**WHAT YOU WILL DO**
Please reproduce every line of the data below as a numbered list, skipping any blank lines.

**SOURCE DATA**
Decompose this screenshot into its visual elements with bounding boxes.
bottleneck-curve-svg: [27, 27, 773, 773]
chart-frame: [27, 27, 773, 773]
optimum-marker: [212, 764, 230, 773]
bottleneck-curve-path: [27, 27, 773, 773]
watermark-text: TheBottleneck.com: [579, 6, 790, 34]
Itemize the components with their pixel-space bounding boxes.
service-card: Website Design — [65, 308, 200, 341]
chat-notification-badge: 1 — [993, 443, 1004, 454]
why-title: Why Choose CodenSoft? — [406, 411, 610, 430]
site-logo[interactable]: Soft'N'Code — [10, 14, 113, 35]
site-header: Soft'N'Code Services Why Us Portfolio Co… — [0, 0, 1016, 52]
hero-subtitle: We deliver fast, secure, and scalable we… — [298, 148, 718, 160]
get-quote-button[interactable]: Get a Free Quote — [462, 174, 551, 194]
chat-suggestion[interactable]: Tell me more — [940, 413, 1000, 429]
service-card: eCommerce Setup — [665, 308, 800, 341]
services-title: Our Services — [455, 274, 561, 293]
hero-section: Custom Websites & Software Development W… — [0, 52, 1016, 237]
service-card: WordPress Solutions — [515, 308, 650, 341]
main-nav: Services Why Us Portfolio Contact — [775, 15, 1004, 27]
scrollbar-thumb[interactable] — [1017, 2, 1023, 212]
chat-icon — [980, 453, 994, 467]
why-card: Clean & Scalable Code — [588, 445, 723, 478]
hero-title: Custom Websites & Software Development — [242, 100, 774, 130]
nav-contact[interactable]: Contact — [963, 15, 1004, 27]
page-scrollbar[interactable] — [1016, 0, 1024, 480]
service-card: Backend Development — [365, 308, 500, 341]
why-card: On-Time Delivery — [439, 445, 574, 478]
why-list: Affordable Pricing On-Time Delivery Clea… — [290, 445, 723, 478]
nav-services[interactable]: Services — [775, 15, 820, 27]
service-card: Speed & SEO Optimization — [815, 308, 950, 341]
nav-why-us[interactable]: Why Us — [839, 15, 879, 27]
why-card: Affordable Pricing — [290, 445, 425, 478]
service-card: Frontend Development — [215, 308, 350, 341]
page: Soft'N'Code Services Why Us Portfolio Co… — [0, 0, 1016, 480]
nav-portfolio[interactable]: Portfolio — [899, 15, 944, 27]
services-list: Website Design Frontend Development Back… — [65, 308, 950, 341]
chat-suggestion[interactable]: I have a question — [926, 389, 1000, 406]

**RESPONSE**
1. Decompose this screenshot into its visual elements with bounding boxes.
2. bottleneck-curve-svg: [27, 27, 773, 773]
3. chart-frame: [27, 27, 773, 773]
4. optimum-marker: [212, 764, 230, 773]
5. bottleneck-curve-path: [27, 27, 773, 773]
6. watermark-text: TheBottleneck.com: [579, 6, 790, 34]
7. Itemize the components with their pixel-space bounding boxes.
8. service-card: Website Design — [65, 308, 200, 341]
9. chat-notification-badge: 1 — [993, 443, 1004, 454]
10. why-title: Why Choose CodenSoft? — [406, 411, 610, 430]
11. site-logo[interactable]: Soft'N'Code — [10, 14, 113, 35]
12. site-header: Soft'N'Code Services Why Us Portfolio Co… — [0, 0, 1016, 52]
13. hero-subtitle: We deliver fast, secure, and scalable we… — [298, 148, 718, 160]
14. get-quote-button[interactable]: Get a Free Quote — [462, 174, 551, 194]
15. chat-suggestion[interactable]: Tell me more — [940, 413, 1000, 429]
16. service-card: eCommerce Setup — [665, 308, 800, 341]
17. services-title: Our Services — [455, 274, 561, 293]
18. hero-section: Custom Websites & Software Development W… — [0, 52, 1016, 237]
19. service-card: WordPress Solutions — [515, 308, 650, 341]
20. main-nav: Services Why Us Portfolio Contact — [775, 15, 1004, 27]
21. scrollbar-thumb[interactable] — [1017, 2, 1023, 212]
22. chat-icon — [980, 453, 994, 467]
23. why-card: Clean & Scalable Code — [588, 445, 723, 478]
24. hero-title: Custom Websites & Software Development — [242, 100, 774, 130]
25. nav-contact[interactable]: Contact — [963, 15, 1004, 27]
26. page-scrollbar[interactable] — [1016, 0, 1024, 480]
27. service-card: Backend Development — [365, 308, 500, 341]
28. why-card: On-Time Delivery — [439, 445, 574, 478]
29. why-list: Affordable Pricing On-Time Delivery Clea… — [290, 445, 723, 478]
30. nav-services[interactable]: Services — [775, 15, 820, 27]
31. service-card: Speed & SEO Optimization — [815, 308, 950, 341]
32. nav-why-us[interactable]: Why Us — [839, 15, 879, 27]
33. why-card: Affordable Pricing — [290, 445, 425, 478]
34. service-card: Frontend Development — [215, 308, 350, 341]
35. page: Soft'N'Code Services Why Us Portfolio Co… — [0, 0, 1016, 480]
36. nav-portfolio[interactable]: Portfolio — [899, 15, 944, 27]
37. services-list: Website Design Frontend Development Back… — [65, 308, 950, 341]
38. chat-suggestion[interactable]: I have a question — [926, 389, 1000, 406]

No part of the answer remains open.